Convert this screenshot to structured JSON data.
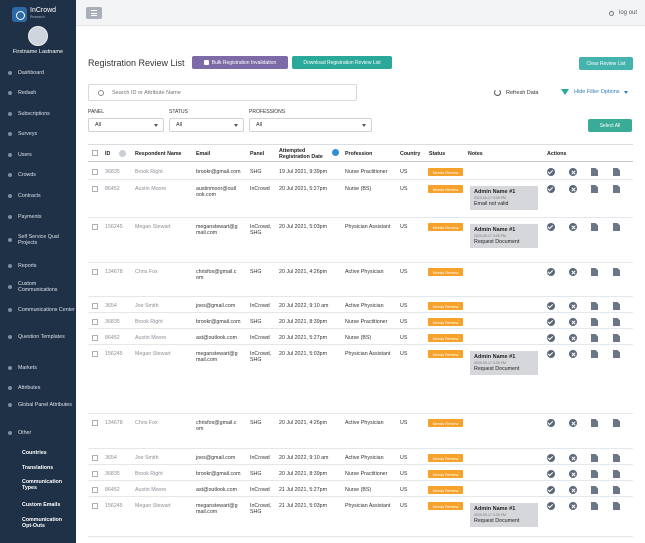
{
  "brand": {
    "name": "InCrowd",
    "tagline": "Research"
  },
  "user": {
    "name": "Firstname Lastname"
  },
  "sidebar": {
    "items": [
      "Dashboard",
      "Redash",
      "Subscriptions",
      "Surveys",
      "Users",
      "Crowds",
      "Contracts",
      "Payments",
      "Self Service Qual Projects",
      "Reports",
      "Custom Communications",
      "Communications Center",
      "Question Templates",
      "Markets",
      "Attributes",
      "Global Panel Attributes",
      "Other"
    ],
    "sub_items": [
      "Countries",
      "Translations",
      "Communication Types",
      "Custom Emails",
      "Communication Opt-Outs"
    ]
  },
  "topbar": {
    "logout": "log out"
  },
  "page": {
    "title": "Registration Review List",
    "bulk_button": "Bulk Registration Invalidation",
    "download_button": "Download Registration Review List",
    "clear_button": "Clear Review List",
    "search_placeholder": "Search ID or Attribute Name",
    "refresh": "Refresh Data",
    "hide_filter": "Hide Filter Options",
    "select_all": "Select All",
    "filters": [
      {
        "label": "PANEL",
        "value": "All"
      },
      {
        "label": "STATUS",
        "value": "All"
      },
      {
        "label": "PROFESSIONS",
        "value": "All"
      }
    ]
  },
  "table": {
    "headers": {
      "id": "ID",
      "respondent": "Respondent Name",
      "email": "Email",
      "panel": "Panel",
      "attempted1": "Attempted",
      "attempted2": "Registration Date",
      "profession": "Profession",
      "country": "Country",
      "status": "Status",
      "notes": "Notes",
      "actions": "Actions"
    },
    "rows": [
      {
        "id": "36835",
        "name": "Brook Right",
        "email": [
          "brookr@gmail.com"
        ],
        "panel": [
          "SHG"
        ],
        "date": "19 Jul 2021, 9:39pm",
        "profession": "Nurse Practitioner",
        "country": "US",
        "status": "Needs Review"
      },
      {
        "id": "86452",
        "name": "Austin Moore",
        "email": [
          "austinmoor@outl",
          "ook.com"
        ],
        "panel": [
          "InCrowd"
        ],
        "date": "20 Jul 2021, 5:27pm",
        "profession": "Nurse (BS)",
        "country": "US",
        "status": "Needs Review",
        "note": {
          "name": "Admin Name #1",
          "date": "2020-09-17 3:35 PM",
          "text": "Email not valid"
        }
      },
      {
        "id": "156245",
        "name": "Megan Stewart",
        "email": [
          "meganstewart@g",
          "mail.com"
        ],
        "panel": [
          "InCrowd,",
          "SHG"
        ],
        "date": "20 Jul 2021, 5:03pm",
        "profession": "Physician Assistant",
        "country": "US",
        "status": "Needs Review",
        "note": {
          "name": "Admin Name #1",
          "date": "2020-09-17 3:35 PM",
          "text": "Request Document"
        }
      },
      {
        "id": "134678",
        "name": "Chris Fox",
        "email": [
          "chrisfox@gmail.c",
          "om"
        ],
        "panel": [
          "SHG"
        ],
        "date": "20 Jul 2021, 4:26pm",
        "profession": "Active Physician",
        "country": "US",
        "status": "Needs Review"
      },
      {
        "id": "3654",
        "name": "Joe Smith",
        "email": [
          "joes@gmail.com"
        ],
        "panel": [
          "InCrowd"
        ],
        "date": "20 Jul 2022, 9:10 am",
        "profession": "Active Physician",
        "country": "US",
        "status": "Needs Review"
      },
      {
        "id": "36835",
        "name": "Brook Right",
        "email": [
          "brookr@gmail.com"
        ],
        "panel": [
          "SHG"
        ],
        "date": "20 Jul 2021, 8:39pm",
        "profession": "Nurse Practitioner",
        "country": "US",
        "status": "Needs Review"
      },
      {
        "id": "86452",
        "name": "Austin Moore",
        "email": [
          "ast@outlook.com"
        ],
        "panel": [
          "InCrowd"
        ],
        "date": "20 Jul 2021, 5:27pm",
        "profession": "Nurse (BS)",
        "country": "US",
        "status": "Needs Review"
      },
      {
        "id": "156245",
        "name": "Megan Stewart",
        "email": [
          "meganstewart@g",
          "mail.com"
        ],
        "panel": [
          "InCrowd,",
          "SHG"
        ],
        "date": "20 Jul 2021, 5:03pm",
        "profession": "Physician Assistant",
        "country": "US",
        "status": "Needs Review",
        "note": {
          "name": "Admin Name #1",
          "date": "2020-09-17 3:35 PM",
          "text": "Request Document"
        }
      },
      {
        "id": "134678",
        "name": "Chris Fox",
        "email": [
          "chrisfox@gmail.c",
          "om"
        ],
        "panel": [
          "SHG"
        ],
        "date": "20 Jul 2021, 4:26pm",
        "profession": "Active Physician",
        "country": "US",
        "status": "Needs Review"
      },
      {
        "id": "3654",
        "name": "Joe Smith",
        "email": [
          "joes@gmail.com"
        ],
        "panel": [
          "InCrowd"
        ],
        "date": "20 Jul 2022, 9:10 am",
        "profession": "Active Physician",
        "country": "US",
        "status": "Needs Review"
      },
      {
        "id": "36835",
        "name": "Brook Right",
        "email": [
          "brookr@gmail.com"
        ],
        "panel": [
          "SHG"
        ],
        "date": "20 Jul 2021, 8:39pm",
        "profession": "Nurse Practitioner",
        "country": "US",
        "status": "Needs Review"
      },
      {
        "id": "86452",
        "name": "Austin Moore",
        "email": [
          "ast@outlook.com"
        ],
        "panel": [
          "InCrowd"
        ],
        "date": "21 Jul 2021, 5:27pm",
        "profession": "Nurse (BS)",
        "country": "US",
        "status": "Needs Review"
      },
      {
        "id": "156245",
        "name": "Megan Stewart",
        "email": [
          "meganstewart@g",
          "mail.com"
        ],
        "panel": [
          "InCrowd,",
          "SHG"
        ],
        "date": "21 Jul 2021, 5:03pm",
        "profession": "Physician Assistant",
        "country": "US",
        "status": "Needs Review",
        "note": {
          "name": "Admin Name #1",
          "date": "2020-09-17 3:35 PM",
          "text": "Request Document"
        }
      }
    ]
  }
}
☆ ☆ ☆
- **Aim**
Retype all entries exactly as they appear, dropping the images.

- **Task response**
Convert this screenshot to structured JSON data.
{
  "brand": {
    "name": "InCrowd",
    "tagline": "Research"
  },
  "user": {
    "name": "Firstname Lastname"
  },
  "sidebar": {
    "items": [
      "Dashboard",
      "Redash",
      "Subscriptions",
      "Surveys",
      "Users",
      "Crowds",
      "Contracts",
      "Payments",
      "Self Service Qual Projects",
      "Reports",
      "Custom Communications",
      "Communications Center",
      "Question Templates",
      "Markets",
      "Attributes",
      "Global Panel Attributes",
      "Other"
    ],
    "sub_items": [
      "Countries",
      "Translations",
      "Communication Types",
      "Custom Emails",
      "Communication Opt-Outs"
    ]
  },
  "topbar": {
    "logout": "log out"
  },
  "page": {
    "title": "Registration Review List",
    "bulk_button": "Bulk Registration Invalidation",
    "download_button": "Download Registration Review List",
    "clear_button": "Clear Review List",
    "search_placeholder": "Search ID or Attribute Name",
    "refresh": "Refresh Data",
    "hide_filter": "Hide Filter Options",
    "select_all": "Select All",
    "filters": [
      {
        "label": "PANEL",
        "value": "All"
      },
      {
        "label": "STATUS",
        "value": "All"
      },
      {
        "label": "PROFESSIONS",
        "value": "All"
      }
    ]
  },
  "table": {
    "headers": {
      "id": "ID",
      "respondent": "Respondent Name",
      "email": "Email",
      "panel": "Panel",
      "attempted1": "Attempted",
      "attempted2": "Registration Date",
      "profession": "Profession",
      "country": "Country",
      "status": "Status",
      "notes": "Notes",
      "actions": "Actions"
    },
    "rows": [
      {
        "id": "36835",
        "name": "Brook Right",
        "email": [
          "brookr@gmail.com"
        ],
        "panel": [
          "SHG"
        ],
        "date": "19 Jul 2021, 9:39pm",
        "profession": "Nurse Practitioner",
        "country": "US",
        "status": "Needs Review"
      },
      {
        "id": "86452",
        "name": "Austin Moore",
        "email": [
          "austinmoor@outl",
          "ook.com"
        ],
        "panel": [
          "InCrowd"
        ],
        "date": "20 Jul 2021, 5:27pm",
        "profession": "Nurse (BS)",
        "country": "US",
        "status": "Needs Review",
        "note": {
          "name": "Admin Name #1",
          "date": "2020-09-17 3:35 PM",
          "text": "Email not valid"
        }
      },
      {
        "id": "156245",
        "name": "Megan Stewart",
        "email": [
          "meganstewart@g",
          "mail.com"
        ],
        "panel": [
          "InCrowd,",
          "SHG"
        ],
        "date": "20 Jul 2021, 5:03pm",
        "profession": "Physician Assistant",
        "country": "US",
        "status": "Needs Review",
        "note": {
          "name": "Admin Name #1",
          "date": "2020-09-17 3:35 PM",
          "text": "Request Document"
        }
      },
      {
        "id": "134678",
        "name": "Chris Fox",
        "email": [
          "chrisfox@gmail.c",
          "om"
        ],
        "panel": [
          "SHG"
        ],
        "date": "20 Jul 2021, 4:26pm",
        "profession": "Active Physician",
        "country": "US",
        "status": "Needs Review"
      },
      {
        "id": "3654",
        "name": "Joe Smith",
        "email": [
          "joes@gmail.com"
        ],
        "panel": [
          "InCrowd"
        ],
        "date": "20 Jul 2022, 9:10 am",
        "profession": "Active Physician",
        "country": "US",
        "status": "Needs Review"
      },
      {
        "id": "36835",
        "name": "Brook Right",
        "email": [
          "brookr@gmail.com"
        ],
        "panel": [
          "SHG"
        ],
        "date": "20 Jul 2021, 8:39pm",
        "profession": "Nurse Practitioner",
        "country": "US",
        "status": "Needs Review"
      },
      {
        "id": "86452",
        "name": "Austin Moore",
        "email": [
          "ast@outlook.com"
        ],
        "panel": [
          "InCrowd"
        ],
        "date": "20 Jul 2021, 5:27pm",
        "profession": "Nurse (BS)",
        "country": "US",
        "status": "Needs Review"
      },
      {
        "id": "156245",
        "name": "Megan Stewart",
        "email": [
          "meganstewart@g",
          "mail.com"
        ],
        "panel": [
          "InCrowd,",
          "SHG"
        ],
        "date": "20 Jul 2021, 5:03pm",
        "profession": "Physician Assistant",
        "country": "US",
        "status": "Needs Review",
        "note": {
          "name": "Admin Name #1",
          "date": "2020-09-17 3:35 PM",
          "text": "Request Document"
        }
      },
      {
        "id": "134678",
        "name": "Chris Fox",
        "email": [
          "chrisfox@gmail.c",
          "om"
        ],
        "panel": [
          "SHG"
        ],
        "date": "20 Jul 2021, 4:26pm",
        "profession": "Active Physician",
        "country": "US",
        "status": "Needs Review"
      },
      {
        "id": "3654",
        "name": "Joe Smith",
        "email": [
          "joes@gmail.com"
        ],
        "panel": [
          "InCrowd"
        ],
        "date": "20 Jul 2022, 9:10 am",
        "profession": "Active Physician",
        "country": "US",
        "status": "Needs Review"
      },
      {
        "id": "36835",
        "name": "Brook Right",
        "email": [
          "brookr@gmail.com"
        ],
        "panel": [
          "SHG"
        ],
        "date": "20 Jul 2021, 8:39pm",
        "profession": "Nurse Practitioner",
        "country": "US",
        "status": "Needs Review"
      },
      {
        "id": "86452",
        "name": "Austin Moore",
        "email": [
          "ast@outlook.com"
        ],
        "panel": [
          "InCrowd"
        ],
        "date": "21 Jul 2021, 5:27pm",
        "profession": "Nurse (BS)",
        "country": "US",
        "status": "Needs Review"
      },
      {
        "id": "156245",
        "name": "Megan Stewart",
        "email": [
          "meganstewart@g",
          "mail.com"
        ],
        "panel": [
          "InCrowd,",
          "SHG"
        ],
        "date": "21 Jul 2021, 5:03pm",
        "profession": "Physician Assistant",
        "country": "US",
        "status": "Needs Review",
        "note": {
          "name": "Admin Name #1",
          "date": "2020-09-17 3:35 PM",
          "text": "Request Document"
        }
      }
    ]
  }
}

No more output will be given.